Problem to solve =>
Print the data that follows exactly.

Material to process =>

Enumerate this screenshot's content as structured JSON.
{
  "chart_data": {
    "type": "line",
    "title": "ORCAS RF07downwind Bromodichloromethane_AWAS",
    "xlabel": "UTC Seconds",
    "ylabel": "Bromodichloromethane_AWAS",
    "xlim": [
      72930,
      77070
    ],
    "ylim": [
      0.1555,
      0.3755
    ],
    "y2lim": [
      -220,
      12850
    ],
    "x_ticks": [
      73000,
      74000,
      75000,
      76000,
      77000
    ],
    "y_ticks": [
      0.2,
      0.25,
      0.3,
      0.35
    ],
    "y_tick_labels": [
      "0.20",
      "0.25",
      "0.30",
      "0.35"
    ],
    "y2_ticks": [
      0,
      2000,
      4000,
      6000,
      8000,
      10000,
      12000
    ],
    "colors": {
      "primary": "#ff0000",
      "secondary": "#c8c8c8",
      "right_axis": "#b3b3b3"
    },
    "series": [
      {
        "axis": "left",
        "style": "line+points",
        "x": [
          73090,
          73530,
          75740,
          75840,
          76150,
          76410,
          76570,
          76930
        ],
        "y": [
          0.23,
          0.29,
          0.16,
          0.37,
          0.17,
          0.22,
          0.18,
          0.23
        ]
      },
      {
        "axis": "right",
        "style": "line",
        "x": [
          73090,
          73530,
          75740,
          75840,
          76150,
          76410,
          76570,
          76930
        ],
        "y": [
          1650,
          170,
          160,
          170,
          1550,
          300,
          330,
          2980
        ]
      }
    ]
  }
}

Written answer =>
Enumerate this screenshot's content as structured JSON.
{
  "chart_data": {
    "type": "line",
    "title": "ORCAS RF07downwind Bromodichloromethane_AWAS",
    "xlabel": "UTC Seconds",
    "ylabel": "Bromodichloromethane_AWAS",
    "xlim": [
      72930,
      77070
    ],
    "ylim": [
      0.1555,
      0.3755
    ],
    "y2lim": [
      -220,
      12850
    ],
    "x_ticks": [
      73000,
      74000,
      75000,
      76000,
      77000
    ],
    "y_ticks": [
      0.2,
      0.25,
      0.3,
      0.35
    ],
    "y_tick_labels": [
      "0.20",
      "0.25",
      "0.30",
      "0.35"
    ],
    "y2_ticks": [
      0,
      2000,
      4000,
      6000,
      8000,
      10000,
      12000
    ],
    "colors": {
      "primary": "#ff0000",
      "secondary": "#c8c8c8",
      "right_axis": "#b3b3b3"
    },
    "series": [
      {
        "axis": "left",
        "style": "line+points",
        "x": [
          73090,
          73530,
          75740,
          75840,
          76150,
          76410,
          76570,
          76930
        ],
        "y": [
          0.23,
          0.29,
          0.16,
          0.37,
          0.17,
          0.22,
          0.18,
          0.23
        ]
      },
      {
        "axis": "right",
        "style": "line",
        "x": [
          73090,
          73530,
          75740,
          75840,
          76150,
          76410,
          76570,
          76930
        ],
        "y": [
          1650,
          170,
          160,
          170,
          1550,
          300,
          330,
          2980
        ]
      }
    ]
  }
}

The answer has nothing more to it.